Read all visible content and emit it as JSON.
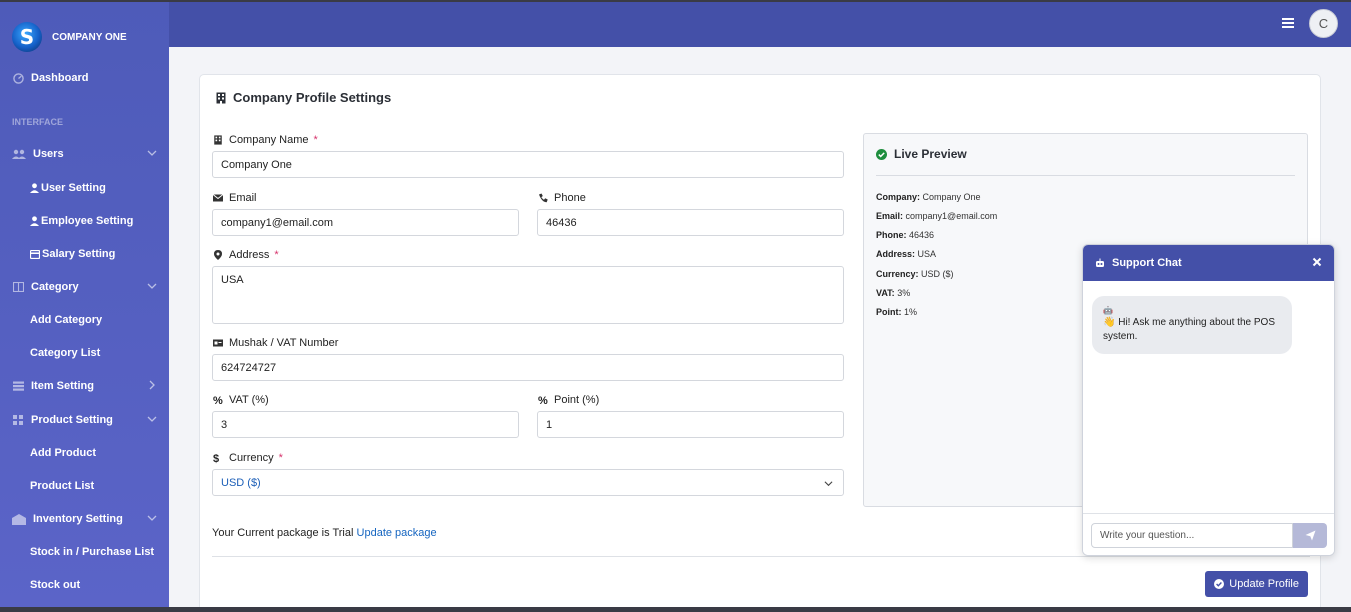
{
  "brand": {
    "name": "COMPANY ONE",
    "logo_letter": "S"
  },
  "sidebar": {
    "dashboard": "Dashboard",
    "heading": "INTERFACE",
    "users": "Users",
    "user_setting": "User Setting",
    "employee_setting": "Employee Setting",
    "salary_setting": "Salary Setting",
    "category": "Category",
    "add_category": "Add Category",
    "category_list": "Category List",
    "item_setting": "Item Setting",
    "product_setting": "Product Setting",
    "add_product": "Add Product",
    "product_list": "Product List",
    "inventory_setting": "Inventory Setting",
    "stock_in": "Stock in / Purchase List",
    "stock_out": "Stock out"
  },
  "topbar": {
    "avatar_letter": "C"
  },
  "form": {
    "title": "Company Profile Settings",
    "company_name_label": "Company Name",
    "company_name": "Company One",
    "email_label": "Email",
    "email": "company1@email.com",
    "phone_label": "Phone",
    "phone": "46436",
    "address_label": "Address",
    "address": "USA",
    "vat_number_label": "Mushak / VAT Number",
    "vat_number": "624724727",
    "vat_label": "VAT (%)",
    "vat": "3",
    "point_label": "Point (%)",
    "point": "1",
    "currency_label": "Currency",
    "currency": "USD ($)",
    "required_mark": "*",
    "package_text": "Your Current package is Trial",
    "update_package": "Update package",
    "submit": "Update Profile"
  },
  "preview": {
    "title": "Live Preview",
    "company_key": "Company:",
    "company_val": "Company One",
    "email_key": "Email:",
    "email_val": "company1@email.com",
    "phone_key": "Phone:",
    "phone_val": "46436",
    "address_key": "Address:",
    "address_val": "USA",
    "currency_key": "Currency:",
    "currency_val": "USD ($)",
    "vat_key": "VAT:",
    "vat_val": "3%",
    "point_key": "Point:",
    "point_val": "1%"
  },
  "chat": {
    "title": "Support Chat",
    "close": "×",
    "robot": "🤖",
    "message": "👋 Hi! Ask me anything about the POS system.",
    "placeholder": "Write your question..."
  },
  "colors": {
    "primary": "#4450a8",
    "sidebar": "#5560c0",
    "link": "#1565c0",
    "success": "#1e8e3e",
    "required": "#d6336c"
  }
}
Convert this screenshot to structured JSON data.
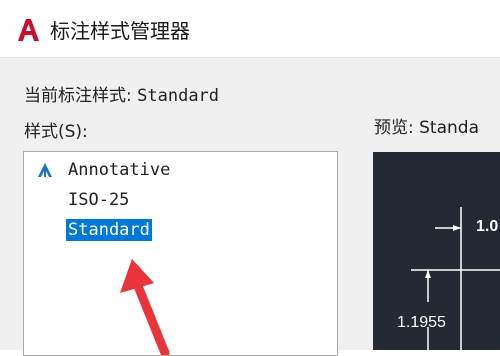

------------------------------------------------------------

_What is being asked_. Go through the entries above and print each one exactly, minus the pictures.

_Complete output_.
Read all visible content and emit it as JSON.
{
  "brand": {
    "name": "COMPANY ONE",
    "logo_letter": "S"
  },
  "sidebar": {
    "dashboard": "Dashboard",
    "heading": "INTERFACE",
    "users": "Users",
    "user_setting": "User Setting",
    "employee_setting": "Employee Setting",
    "salary_setting": "Salary Setting",
    "category": "Category",
    "add_category": "Add Category",
    "category_list": "Category List",
    "item_setting": "Item Setting",
    "product_setting": "Product Setting",
    "add_product": "Add Product",
    "product_list": "Product List",
    "inventory_setting": "Inventory Setting",
    "stock_in": "Stock in / Purchase List",
    "stock_out": "Stock out"
  },
  "topbar": {
    "avatar_letter": "C"
  },
  "form": {
    "title": "Company Profile Settings",
    "company_name_label": "Company Name",
    "company_name": "Company One",
    "email_label": "Email",
    "email": "company1@email.com",
    "phone_label": "Phone",
    "phone": "46436",
    "address_label": "Address",
    "address": "USA",
    "vat_number_label": "Mushak / VAT Number",
    "vat_number": "624724727",
    "vat_label": "VAT (%)",
    "vat": "3",
    "point_label": "Point (%)",
    "point": "1",
    "currency_label": "Currency",
    "currency": "USD ($)",
    "required_mark": "*",
    "package_text": "Your Current package is Trial",
    "update_package": "Update package",
    "submit": "Update Profile"
  },
  "preview": {
    "title": "Live Preview",
    "company_key": "Company:",
    "company_val": "Company One",
    "email_key": "Email:",
    "email_val": "company1@email.com",
    "phone_key": "Phone:",
    "phone_val": "46436",
    "address_key": "Address:",
    "address_val": "USA",
    "currency_key": "Currency:",
    "currency_val": "USD ($)",
    "vat_key": "VAT:",
    "vat_val": "3%",
    "point_key": "Point:",
    "point_val": "1%"
  },
  "chat": {
    "title": "Support Chat",
    "close": "×",
    "robot": "🤖",
    "message": "👋 Hi! Ask me anything about the POS system.",
    "placeholder": "Write your question..."
  },
  "colors": {
    "primary": "#4450a8",
    "sidebar": "#5560c0",
    "link": "#1565c0",
    "success": "#1e8e3e",
    "required": "#d6336c"
  }
}
Convert this screenshot to structured JSON data.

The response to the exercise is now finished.